◆ DATA TO PROCESS:
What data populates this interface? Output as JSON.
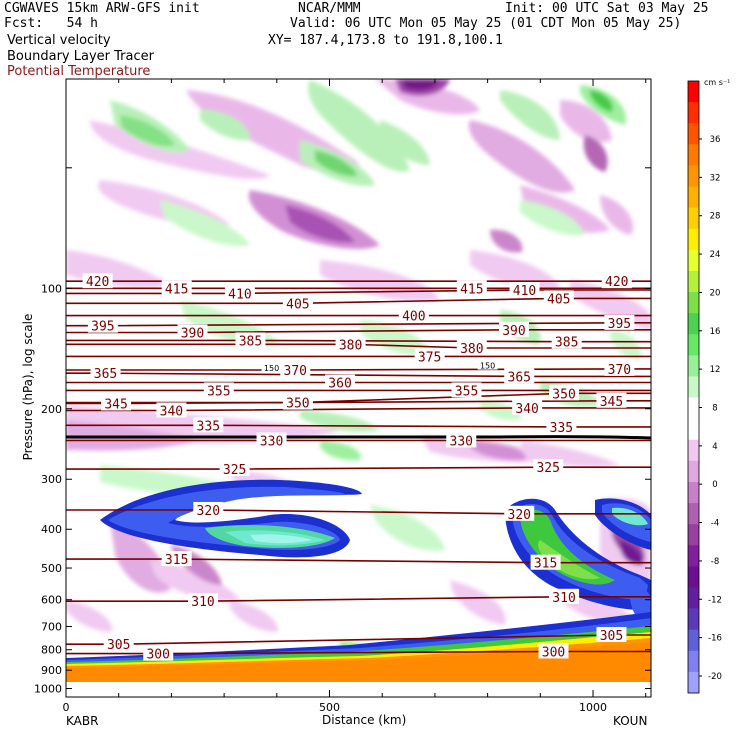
{
  "header": {
    "model": "CGWAVES 15km ARW-GFS init",
    "center": "NCAR/MMM",
    "init": "Init: 00 UTC Sat 03 May 25",
    "fcst": "Fcst:   54 h",
    "valid": "Valid: 06 UTC Mon 05 May 25 (01 CDT Mon 05 May 25)",
    "field1": "Vertical velocity",
    "xy": "XY= 187.4,173.8 to 191.8,100.1",
    "field2": "Boundary Layer Tracer",
    "field3": "Potential Temperature"
  },
  "colors": {
    "theta_line": "#7a0000",
    "field3_text": "#8b1a1a",
    "tracer": "#1030c0"
  },
  "chart_data": {
    "type": "heatmap",
    "xlabel": "Distance (km)",
    "ylabel": "Pressure (hPa), log scale",
    "xlim": [
      0,
      1110
    ],
    "ylim": [
      1050,
      30
    ],
    "y_scale": "log",
    "x_ticks": [
      0,
      500,
      1000
    ],
    "y_ticks": [
      100,
      200,
      300,
      400,
      500,
      600,
      700,
      800,
      900,
      1000
    ],
    "endpoints": {
      "left": "KABR",
      "right": "KOUN"
    },
    "colorbar": {
      "units": "cm s⁻¹",
      "ticks": [
        36,
        32,
        28,
        24,
        20,
        16,
        12,
        8,
        4,
        0,
        -4,
        -8,
        -12,
        -16,
        -20
      ],
      "colors": [
        "#ff0000",
        "#ff3000",
        "#ff5500",
        "#ff7a00",
        "#ff9600",
        "#ffb000",
        "#ffd000",
        "#ffee00",
        "#e6ff33",
        "#b4f03c",
        "#7de04a",
        "#50d050",
        "#66e866",
        "#9aef9a",
        "#c8f8c8",
        "#ffffff",
        "#ffffff",
        "#f0c8f0",
        "#e0a8e0",
        "#c880c8",
        "#b060b0",
        "#9840a0",
        "#80209a",
        "#6a1090",
        "#6020a0",
        "#5a3ab8",
        "#6060d8",
        "#8080f0",
        "#a0a0ff"
      ]
    },
    "theta_labels": [
      {
        "value": "420",
        "x": 60,
        "p": 96
      },
      {
        "value": "415",
        "x": 210,
        "p": 100
      },
      {
        "value": "410",
        "x": 330,
        "p": 103
      },
      {
        "value": "405",
        "x": 440,
        "p": 109
      },
      {
        "value": "400",
        "x": 660,
        "p": 117
      },
      {
        "value": "415",
        "x": 770,
        "p": 100
      },
      {
        "value": "410",
        "x": 870,
        "p": 101
      },
      {
        "value": "405",
        "x": 935,
        "p": 106
      },
      {
        "value": "420",
        "x": 1045,
        "p": 96
      },
      {
        "value": "395",
        "x": 70,
        "p": 124
      },
      {
        "value": "390",
        "x": 240,
        "p": 129
      },
      {
        "value": "385",
        "x": 350,
        "p": 135
      },
      {
        "value": "380",
        "x": 540,
        "p": 138
      },
      {
        "value": "375",
        "x": 690,
        "p": 148
      },
      {
        "value": "380",
        "x": 770,
        "p": 141
      },
      {
        "value": "390",
        "x": 850,
        "p": 127
      },
      {
        "value": "385",
        "x": 950,
        "p": 136
      },
      {
        "value": "395",
        "x": 1050,
        "p": 122
      },
      {
        "value": "365",
        "x": 75,
        "p": 163
      },
      {
        "value": "370",
        "x": 435,
        "p": 160
      },
      {
        "value": "360",
        "x": 520,
        "p": 172
      },
      {
        "value": "365",
        "x": 860,
        "p": 166
      },
      {
        "value": "370",
        "x": 1050,
        "p": 159
      },
      {
        "value": "355",
        "x": 290,
        "p": 180
      },
      {
        "value": "350",
        "x": 440,
        "p": 193
      },
      {
        "value": "355",
        "x": 760,
        "p": 180
      },
      {
        "value": "350",
        "x": 945,
        "p": 183
      },
      {
        "value": "345",
        "x": 1035,
        "p": 191
      },
      {
        "value": "345",
        "x": 95,
        "p": 194
      },
      {
        "value": "340",
        "x": 200,
        "p": 202
      },
      {
        "value": "340",
        "x": 875,
        "p": 199
      },
      {
        "value": "335",
        "x": 270,
        "p": 220
      },
      {
        "value": "335",
        "x": 940,
        "p": 222
      },
      {
        "value": "330",
        "x": 390,
        "p": 240
      },
      {
        "value": "330",
        "x": 750,
        "p": 240
      },
      {
        "value": "325",
        "x": 320,
        "p": 283
      },
      {
        "value": "325",
        "x": 915,
        "p": 280
      },
      {
        "value": "320",
        "x": 270,
        "p": 358
      },
      {
        "value": "320",
        "x": 860,
        "p": 366
      },
      {
        "value": "315",
        "x": 210,
        "p": 475
      },
      {
        "value": "315",
        "x": 910,
        "p": 485
      },
      {
        "value": "310",
        "x": 260,
        "p": 605
      },
      {
        "value": "310",
        "x": 945,
        "p": 590
      },
      {
        "value": "305",
        "x": 100,
        "p": 775
      },
      {
        "value": "305",
        "x": 1035,
        "p": 735
      },
      {
        "value": "300",
        "x": 175,
        "p": 818
      },
      {
        "value": "300",
        "x": 925,
        "p": 808
      }
    ],
    "tropopause_labels": [
      {
        "value": "150",
        "x": 390,
        "p": 158
      },
      {
        "value": "150",
        "x": 800,
        "p": 156
      }
    ]
  }
}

◆ YOUR OBJECTIVE: Send back the data above word for word, with the pictures left out.

◆ RESULT FOR THIS EXERCISE:
What data populates this interface? Output as JSON.
{
  "header": {
    "model": "CGWAVES 15km ARW-GFS init",
    "center": "NCAR/MMM",
    "init": "Init: 00 UTC Sat 03 May 25",
    "fcst": "Fcst:   54 h",
    "valid": "Valid: 06 UTC Mon 05 May 25 (01 CDT Mon 05 May 25)",
    "field1": "Vertical velocity",
    "xy": "XY= 187.4,173.8 to 191.8,100.1",
    "field2": "Boundary Layer Tracer",
    "field3": "Potential Temperature"
  },
  "colors": {
    "theta_line": "#7a0000",
    "field3_text": "#8b1a1a",
    "tracer": "#1030c0"
  },
  "chart_data": {
    "type": "heatmap",
    "xlabel": "Distance (km)",
    "ylabel": "Pressure (hPa), log scale",
    "xlim": [
      0,
      1110
    ],
    "ylim": [
      1050,
      30
    ],
    "y_scale": "log",
    "x_ticks": [
      0,
      500,
      1000
    ],
    "y_ticks": [
      100,
      200,
      300,
      400,
      500,
      600,
      700,
      800,
      900,
      1000
    ],
    "endpoints": {
      "left": "KABR",
      "right": "KOUN"
    },
    "colorbar": {
      "units": "cm s⁻¹",
      "ticks": [
        36,
        32,
        28,
        24,
        20,
        16,
        12,
        8,
        4,
        0,
        -4,
        -8,
        -12,
        -16,
        -20
      ],
      "colors": [
        "#ff0000",
        "#ff3000",
        "#ff5500",
        "#ff7a00",
        "#ff9600",
        "#ffb000",
        "#ffd000",
        "#ffee00",
        "#e6ff33",
        "#b4f03c",
        "#7de04a",
        "#50d050",
        "#66e866",
        "#9aef9a",
        "#c8f8c8",
        "#ffffff",
        "#ffffff",
        "#f0c8f0",
        "#e0a8e0",
        "#c880c8",
        "#b060b0",
        "#9840a0",
        "#80209a",
        "#6a1090",
        "#6020a0",
        "#5a3ab8",
        "#6060d8",
        "#8080f0",
        "#a0a0ff"
      ]
    },
    "theta_labels": [
      {
        "value": "420",
        "x": 60,
        "p": 96
      },
      {
        "value": "415",
        "x": 210,
        "p": 100
      },
      {
        "value": "410",
        "x": 330,
        "p": 103
      },
      {
        "value": "405",
        "x": 440,
        "p": 109
      },
      {
        "value": "400",
        "x": 660,
        "p": 117
      },
      {
        "value": "415",
        "x": 770,
        "p": 100
      },
      {
        "value": "410",
        "x": 870,
        "p": 101
      },
      {
        "value": "405",
        "x": 935,
        "p": 106
      },
      {
        "value": "420",
        "x": 1045,
        "p": 96
      },
      {
        "value": "395",
        "x": 70,
        "p": 124
      },
      {
        "value": "390",
        "x": 240,
        "p": 129
      },
      {
        "value": "385",
        "x": 350,
        "p": 135
      },
      {
        "value": "380",
        "x": 540,
        "p": 138
      },
      {
        "value": "375",
        "x": 690,
        "p": 148
      },
      {
        "value": "380",
        "x": 770,
        "p": 141
      },
      {
        "value": "390",
        "x": 850,
        "p": 127
      },
      {
        "value": "385",
        "x": 950,
        "p": 136
      },
      {
        "value": "395",
        "x": 1050,
        "p": 122
      },
      {
        "value": "365",
        "x": 75,
        "p": 163
      },
      {
        "value": "370",
        "x": 435,
        "p": 160
      },
      {
        "value": "360",
        "x": 520,
        "p": 172
      },
      {
        "value": "365",
        "x": 860,
        "p": 166
      },
      {
        "value": "370",
        "x": 1050,
        "p": 159
      },
      {
        "value": "355",
        "x": 290,
        "p": 180
      },
      {
        "value": "350",
        "x": 440,
        "p": 193
      },
      {
        "value": "355",
        "x": 760,
        "p": 180
      },
      {
        "value": "350",
        "x": 945,
        "p": 183
      },
      {
        "value": "345",
        "x": 1035,
        "p": 191
      },
      {
        "value": "345",
        "x": 95,
        "p": 194
      },
      {
        "value": "340",
        "x": 200,
        "p": 202
      },
      {
        "value": "340",
        "x": 875,
        "p": 199
      },
      {
        "value": "335",
        "x": 270,
        "p": 220
      },
      {
        "value": "335",
        "x": 940,
        "p": 222
      },
      {
        "value": "330",
        "x": 390,
        "p": 240
      },
      {
        "value": "330",
        "x": 750,
        "p": 240
      },
      {
        "value": "325",
        "x": 320,
        "p": 283
      },
      {
        "value": "325",
        "x": 915,
        "p": 280
      },
      {
        "value": "320",
        "x": 270,
        "p": 358
      },
      {
        "value": "320",
        "x": 860,
        "p": 366
      },
      {
        "value": "315",
        "x": 210,
        "p": 475
      },
      {
        "value": "315",
        "x": 910,
        "p": 485
      },
      {
        "value": "310",
        "x": 260,
        "p": 605
      },
      {
        "value": "310",
        "x": 945,
        "p": 590
      },
      {
        "value": "305",
        "x": 100,
        "p": 775
      },
      {
        "value": "305",
        "x": 1035,
        "p": 735
      },
      {
        "value": "300",
        "x": 175,
        "p": 818
      },
      {
        "value": "300",
        "x": 925,
        "p": 808
      }
    ],
    "tropopause_labels": [
      {
        "value": "150",
        "x": 390,
        "p": 158
      },
      {
        "value": "150",
        "x": 800,
        "p": 156
      }
    ]
  }
}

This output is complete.